Figure collection entries

--------------------

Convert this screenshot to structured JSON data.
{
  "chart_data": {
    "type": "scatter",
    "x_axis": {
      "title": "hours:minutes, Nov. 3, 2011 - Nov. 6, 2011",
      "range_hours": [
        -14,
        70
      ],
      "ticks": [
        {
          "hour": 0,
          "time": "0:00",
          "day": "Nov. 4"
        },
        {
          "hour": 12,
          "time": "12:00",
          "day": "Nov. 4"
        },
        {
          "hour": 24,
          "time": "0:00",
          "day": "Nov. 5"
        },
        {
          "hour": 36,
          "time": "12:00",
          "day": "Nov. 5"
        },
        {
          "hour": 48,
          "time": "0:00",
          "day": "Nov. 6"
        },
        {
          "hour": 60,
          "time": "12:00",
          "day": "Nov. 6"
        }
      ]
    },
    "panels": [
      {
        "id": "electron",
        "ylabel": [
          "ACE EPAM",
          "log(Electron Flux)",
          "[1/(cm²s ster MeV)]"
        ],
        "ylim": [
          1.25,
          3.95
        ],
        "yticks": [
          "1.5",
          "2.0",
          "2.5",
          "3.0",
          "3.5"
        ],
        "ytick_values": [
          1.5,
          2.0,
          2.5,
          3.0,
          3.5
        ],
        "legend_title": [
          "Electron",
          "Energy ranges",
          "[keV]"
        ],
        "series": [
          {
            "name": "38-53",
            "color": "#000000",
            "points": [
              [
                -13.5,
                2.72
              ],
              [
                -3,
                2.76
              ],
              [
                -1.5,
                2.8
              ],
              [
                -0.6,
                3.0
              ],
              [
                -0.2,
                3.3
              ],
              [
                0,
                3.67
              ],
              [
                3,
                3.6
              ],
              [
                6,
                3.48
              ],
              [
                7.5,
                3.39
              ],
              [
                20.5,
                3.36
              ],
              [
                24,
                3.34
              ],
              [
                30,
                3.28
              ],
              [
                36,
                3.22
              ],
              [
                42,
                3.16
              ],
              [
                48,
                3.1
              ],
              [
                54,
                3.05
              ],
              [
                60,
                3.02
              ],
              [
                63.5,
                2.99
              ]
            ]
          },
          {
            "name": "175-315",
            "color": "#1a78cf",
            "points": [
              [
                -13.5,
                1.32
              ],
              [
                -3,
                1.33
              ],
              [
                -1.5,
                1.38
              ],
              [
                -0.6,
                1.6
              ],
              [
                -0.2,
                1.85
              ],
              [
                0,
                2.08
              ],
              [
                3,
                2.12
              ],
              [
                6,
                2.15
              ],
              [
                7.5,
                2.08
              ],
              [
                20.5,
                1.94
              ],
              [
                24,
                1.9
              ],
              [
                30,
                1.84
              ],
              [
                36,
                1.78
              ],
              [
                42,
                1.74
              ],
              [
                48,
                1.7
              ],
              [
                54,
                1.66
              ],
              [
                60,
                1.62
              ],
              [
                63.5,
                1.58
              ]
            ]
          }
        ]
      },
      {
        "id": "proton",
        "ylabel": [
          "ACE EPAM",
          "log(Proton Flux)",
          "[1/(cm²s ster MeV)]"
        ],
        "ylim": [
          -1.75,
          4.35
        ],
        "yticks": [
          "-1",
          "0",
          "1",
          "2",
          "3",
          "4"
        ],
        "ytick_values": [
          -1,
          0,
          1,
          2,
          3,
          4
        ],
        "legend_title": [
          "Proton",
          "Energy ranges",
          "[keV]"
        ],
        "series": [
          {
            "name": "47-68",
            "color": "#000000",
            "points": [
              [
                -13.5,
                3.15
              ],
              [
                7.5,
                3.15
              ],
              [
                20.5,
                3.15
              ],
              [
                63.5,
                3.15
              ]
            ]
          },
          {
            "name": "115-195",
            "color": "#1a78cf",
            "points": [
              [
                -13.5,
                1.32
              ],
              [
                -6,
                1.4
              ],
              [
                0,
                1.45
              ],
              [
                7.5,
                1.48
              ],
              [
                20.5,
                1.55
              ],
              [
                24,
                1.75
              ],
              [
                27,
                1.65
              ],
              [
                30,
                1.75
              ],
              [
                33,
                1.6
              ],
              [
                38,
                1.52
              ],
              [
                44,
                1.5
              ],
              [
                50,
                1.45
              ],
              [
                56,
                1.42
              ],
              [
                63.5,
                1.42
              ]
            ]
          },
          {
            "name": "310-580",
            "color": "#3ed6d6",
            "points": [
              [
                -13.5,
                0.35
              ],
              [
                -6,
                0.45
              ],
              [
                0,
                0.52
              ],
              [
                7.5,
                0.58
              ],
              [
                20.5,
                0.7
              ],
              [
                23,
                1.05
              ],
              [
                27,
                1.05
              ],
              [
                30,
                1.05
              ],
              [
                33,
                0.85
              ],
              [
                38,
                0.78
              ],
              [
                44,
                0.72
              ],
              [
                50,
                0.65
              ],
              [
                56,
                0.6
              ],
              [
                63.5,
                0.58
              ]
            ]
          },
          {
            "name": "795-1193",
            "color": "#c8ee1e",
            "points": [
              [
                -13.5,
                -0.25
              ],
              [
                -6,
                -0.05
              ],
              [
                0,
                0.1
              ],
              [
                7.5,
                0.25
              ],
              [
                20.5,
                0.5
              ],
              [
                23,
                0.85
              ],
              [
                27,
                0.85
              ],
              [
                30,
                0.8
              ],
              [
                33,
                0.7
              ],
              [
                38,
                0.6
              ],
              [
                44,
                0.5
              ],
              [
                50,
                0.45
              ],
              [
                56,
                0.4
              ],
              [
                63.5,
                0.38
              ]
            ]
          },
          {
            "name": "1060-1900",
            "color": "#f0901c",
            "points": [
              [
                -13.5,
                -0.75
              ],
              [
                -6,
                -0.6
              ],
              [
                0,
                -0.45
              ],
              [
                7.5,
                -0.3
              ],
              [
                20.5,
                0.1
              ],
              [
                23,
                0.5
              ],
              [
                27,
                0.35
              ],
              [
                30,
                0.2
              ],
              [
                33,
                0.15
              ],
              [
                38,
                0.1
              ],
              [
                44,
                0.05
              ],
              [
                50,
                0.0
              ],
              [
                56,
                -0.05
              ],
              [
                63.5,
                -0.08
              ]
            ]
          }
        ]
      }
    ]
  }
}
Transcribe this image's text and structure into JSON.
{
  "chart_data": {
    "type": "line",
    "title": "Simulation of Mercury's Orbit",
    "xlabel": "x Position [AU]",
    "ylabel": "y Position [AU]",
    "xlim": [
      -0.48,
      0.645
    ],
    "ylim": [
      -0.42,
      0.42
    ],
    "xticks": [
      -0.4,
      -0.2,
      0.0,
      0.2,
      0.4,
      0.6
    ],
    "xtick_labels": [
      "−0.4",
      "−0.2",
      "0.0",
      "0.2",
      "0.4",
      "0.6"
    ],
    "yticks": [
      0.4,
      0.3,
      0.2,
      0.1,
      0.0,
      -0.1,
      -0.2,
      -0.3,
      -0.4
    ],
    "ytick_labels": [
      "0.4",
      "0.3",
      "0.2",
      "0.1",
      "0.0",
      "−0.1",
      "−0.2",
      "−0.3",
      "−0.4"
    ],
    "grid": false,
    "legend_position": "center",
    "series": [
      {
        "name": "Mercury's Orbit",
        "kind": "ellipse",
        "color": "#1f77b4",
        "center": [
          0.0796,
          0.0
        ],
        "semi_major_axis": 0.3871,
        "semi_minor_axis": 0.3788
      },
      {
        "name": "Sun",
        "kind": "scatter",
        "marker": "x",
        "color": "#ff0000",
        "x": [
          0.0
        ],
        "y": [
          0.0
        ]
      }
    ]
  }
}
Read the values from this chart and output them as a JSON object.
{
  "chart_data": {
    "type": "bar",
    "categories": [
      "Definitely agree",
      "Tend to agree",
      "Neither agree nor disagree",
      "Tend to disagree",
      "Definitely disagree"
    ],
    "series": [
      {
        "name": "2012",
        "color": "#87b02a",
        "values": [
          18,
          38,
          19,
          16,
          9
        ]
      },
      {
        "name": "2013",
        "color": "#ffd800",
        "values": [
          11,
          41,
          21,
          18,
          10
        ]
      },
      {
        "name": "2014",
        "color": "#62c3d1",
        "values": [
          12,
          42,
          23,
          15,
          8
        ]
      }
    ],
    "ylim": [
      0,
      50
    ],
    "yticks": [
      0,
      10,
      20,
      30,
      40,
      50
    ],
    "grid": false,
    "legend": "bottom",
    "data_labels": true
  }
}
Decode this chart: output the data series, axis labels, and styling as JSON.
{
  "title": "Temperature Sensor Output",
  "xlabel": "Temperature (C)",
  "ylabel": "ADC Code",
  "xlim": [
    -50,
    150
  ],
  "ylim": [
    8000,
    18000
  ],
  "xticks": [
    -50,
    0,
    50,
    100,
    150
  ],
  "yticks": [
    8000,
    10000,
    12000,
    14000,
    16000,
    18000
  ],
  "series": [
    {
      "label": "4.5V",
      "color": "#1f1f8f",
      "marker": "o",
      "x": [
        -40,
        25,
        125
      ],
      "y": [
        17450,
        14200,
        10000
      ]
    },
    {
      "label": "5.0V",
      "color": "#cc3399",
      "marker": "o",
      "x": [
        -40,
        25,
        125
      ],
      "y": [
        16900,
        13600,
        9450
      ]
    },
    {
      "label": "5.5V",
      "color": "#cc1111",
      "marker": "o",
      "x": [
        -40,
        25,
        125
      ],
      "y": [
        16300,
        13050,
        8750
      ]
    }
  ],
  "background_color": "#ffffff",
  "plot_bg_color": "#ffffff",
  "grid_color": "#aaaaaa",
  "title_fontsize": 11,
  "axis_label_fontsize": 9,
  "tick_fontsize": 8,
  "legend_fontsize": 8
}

--------------------

What needs to be done = Could you give again exactly the lines from the line containing "Decode this chart: output" through the final line of the data above, and no others?

Result for this exercise =
Decode this chart: output the data series, axis labels, and styling as JSON.
{
  "title": "Temperature Sensor Output",
  "xlabel": "Temperature (C)",
  "ylabel": "ADC Code",
  "xlim": [
    -50,
    150
  ],
  "ylim": [
    8000,
    18000
  ],
  "xticks": [
    -50,
    0,
    50,
    100,
    150
  ],
  "yticks": [
    8000,
    10000,
    12000,
    14000,
    16000,
    18000
  ],
  "series": [
    {
      "label": "4.5V",
      "color": "#1f1f8f",
      "marker": "o",
      "x": [
        -40,
        25,
        125
      ],
      "y": [
        17450,
        14200,
        10000
      ]
    },
    {
      "label": "5.0V",
      "color": "#cc3399",
      "marker": "o",
      "x": [
        -40,
        25,
        125
      ],
      "y": [
        16900,
        13600,
        9450
      ]
    },
    {
      "label": "5.5V",
      "color": "#cc1111",
      "marker": "o",
      "x": [
        -40,
        25,
        125
      ],
      "y": [
        16300,
        13050,
        8750
      ]
    }
  ],
  "background_color": "#ffffff",
  "plot_bg_color": "#ffffff",
  "grid_color": "#aaaaaa",
  "title_fontsize": 11,
  "axis_label_fontsize": 9,
  "tick_fontsize": 8,
  "legend_fontsize": 8
}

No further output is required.